> [Prompt] Please express the lines below as a JSON list of strings, one string per line, leaving out blank lines and the pictures.

> [Records supplied]
-.-.-
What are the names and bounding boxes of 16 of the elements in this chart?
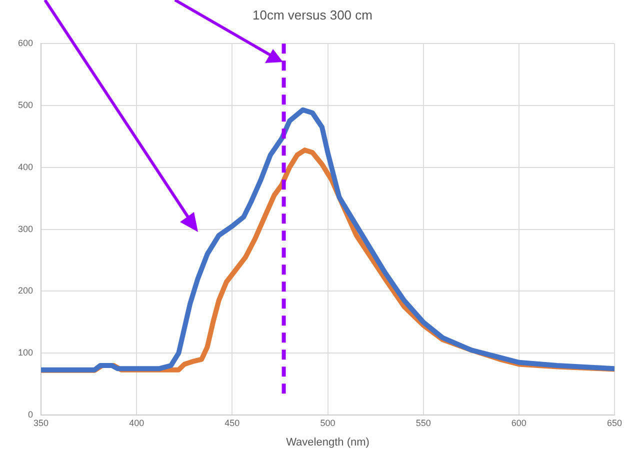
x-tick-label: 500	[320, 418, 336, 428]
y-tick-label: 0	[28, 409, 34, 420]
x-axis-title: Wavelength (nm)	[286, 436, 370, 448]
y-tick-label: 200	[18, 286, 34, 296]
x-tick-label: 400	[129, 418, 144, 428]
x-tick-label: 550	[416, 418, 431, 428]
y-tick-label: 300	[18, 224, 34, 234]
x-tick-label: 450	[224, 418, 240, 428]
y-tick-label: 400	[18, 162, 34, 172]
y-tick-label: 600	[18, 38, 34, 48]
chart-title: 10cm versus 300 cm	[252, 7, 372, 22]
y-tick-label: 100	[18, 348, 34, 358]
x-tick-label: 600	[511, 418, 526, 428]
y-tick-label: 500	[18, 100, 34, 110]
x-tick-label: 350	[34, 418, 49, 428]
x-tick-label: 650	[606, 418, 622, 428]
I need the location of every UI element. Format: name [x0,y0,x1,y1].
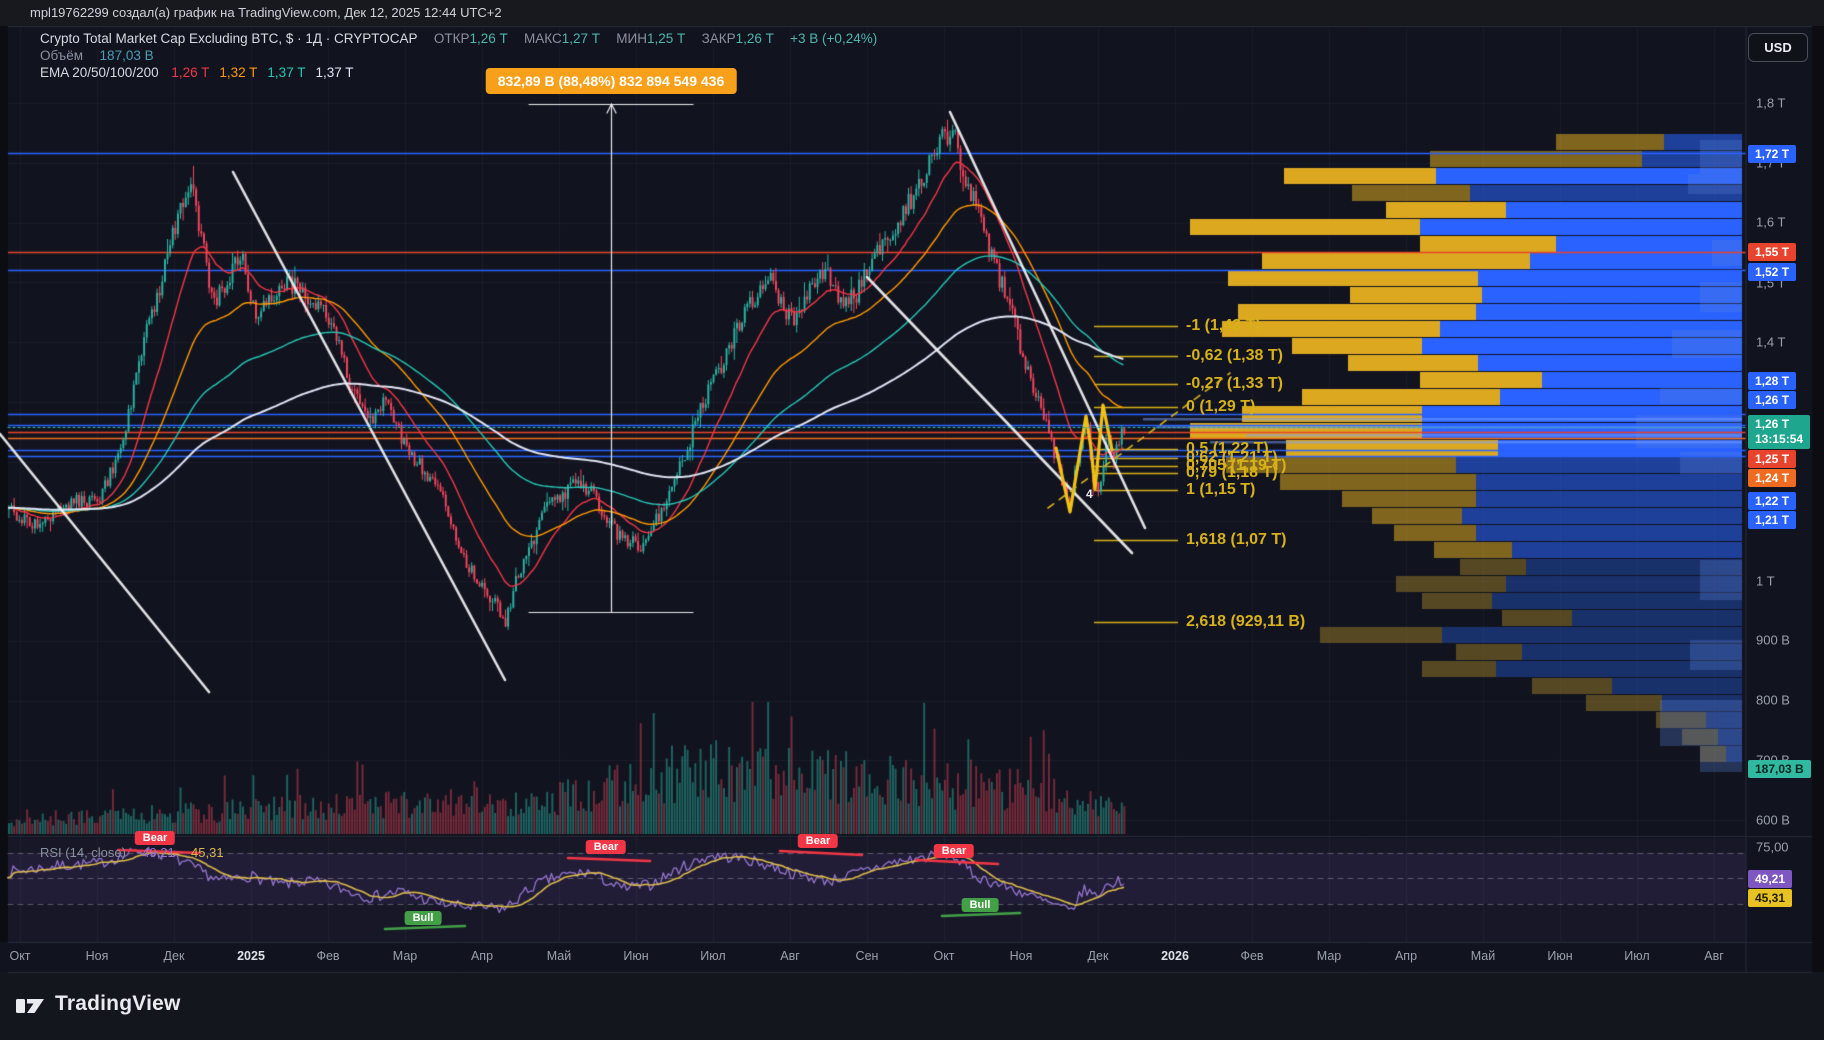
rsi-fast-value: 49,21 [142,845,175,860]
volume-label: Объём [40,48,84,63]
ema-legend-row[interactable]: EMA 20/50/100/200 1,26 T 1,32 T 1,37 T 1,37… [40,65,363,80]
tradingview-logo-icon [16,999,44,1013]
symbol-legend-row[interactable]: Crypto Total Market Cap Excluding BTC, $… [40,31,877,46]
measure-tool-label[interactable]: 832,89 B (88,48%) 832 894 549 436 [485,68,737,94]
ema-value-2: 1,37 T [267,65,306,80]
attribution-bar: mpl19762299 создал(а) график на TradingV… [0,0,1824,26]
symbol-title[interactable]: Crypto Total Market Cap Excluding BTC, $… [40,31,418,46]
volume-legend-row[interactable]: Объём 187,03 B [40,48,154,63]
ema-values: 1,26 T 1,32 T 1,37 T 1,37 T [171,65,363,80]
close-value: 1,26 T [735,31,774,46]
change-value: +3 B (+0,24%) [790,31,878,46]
-.-.-
> [Response to this task]
[
  "What are the names and bounding boxes of 16 of the elements in this chart?",
  "x-tick-label: 500\t[320, 418, 336, 428]",
  "y-tick-label: 0\t[28, 409, 34, 420]",
  "x-axis-title: Wavelength (nm)\t[286, 436, 370, 448]",
  "y-tick-label: 200\t[18, 286, 34, 296]",
  "x-tick-label: 400\t[129, 418, 144, 428]",
  "x-tick-label: 550\t[416, 418, 431, 428]",
  "y-tick-label: 300\t[18, 224, 34, 234]",
  "x-tick-label: 450\t[224, 418, 240, 428]",
  "y-tick-label: 400\t[18, 162, 34, 172]",
  "y-tick-label: 600\t[18, 38, 34, 48]",
  "chart-title: 10cm versus 300 cm\t[252, 7, 372, 22]",
  "y-tick-label: 100\t[18, 348, 34, 358]",
  "x-tick-label: 600\t[511, 418, 526, 428]",
  "y-tick-label: 500\t[18, 100, 34, 110]",
  "x-tick-label: 350\t[34, 418, 49, 428]",
  "x-tick-label: 650\t[606, 418, 622, 428]",
  "I need the location of every UI element. Format: name [x0,y0,x1,y1].",
  "rsi-fast-value: 49,21 [142,845,175,860]",
  "volume-label: Объём [40,48,84,63]",
  "ema-legend-row[interactable]: EMA 20/50/100/200 1,26 T 1,32 T 1,37 T 1,37… [40,65,363,80]",
  "tradingview-logo-icon [16,999,44,1013]",
  "symbol-legend-row[interactable]: Crypto Total Market Cap Excluding BTC, $… [40,31,877,46]",
  "measure-tool-label[interactable]: 832,89 B (88,48%) 832 894 549 436 [485,68,737,94]",
  "ema-value-2: 1,37 T [267,65,306,80]",
  "attribution-bar: mpl19762299 создал(а) график на TradingV… [0,0,1824,26]",
  "symbol-title[interactable]: Crypto Total Market Cap Excluding BTC, $… [40,31,418,46]",
  "volume-legend-row[interactable]: Объём 187,03 B [40,48,154,63]",
  "ema-values: 1,26 T 1,32 T 1,37 T 1,37 T [171,65,363,80]",
  "close-value: 1,26 T [735,31,774,46]",
  "change-value: +3 B (+0,24%) [790,31,878,46]"
]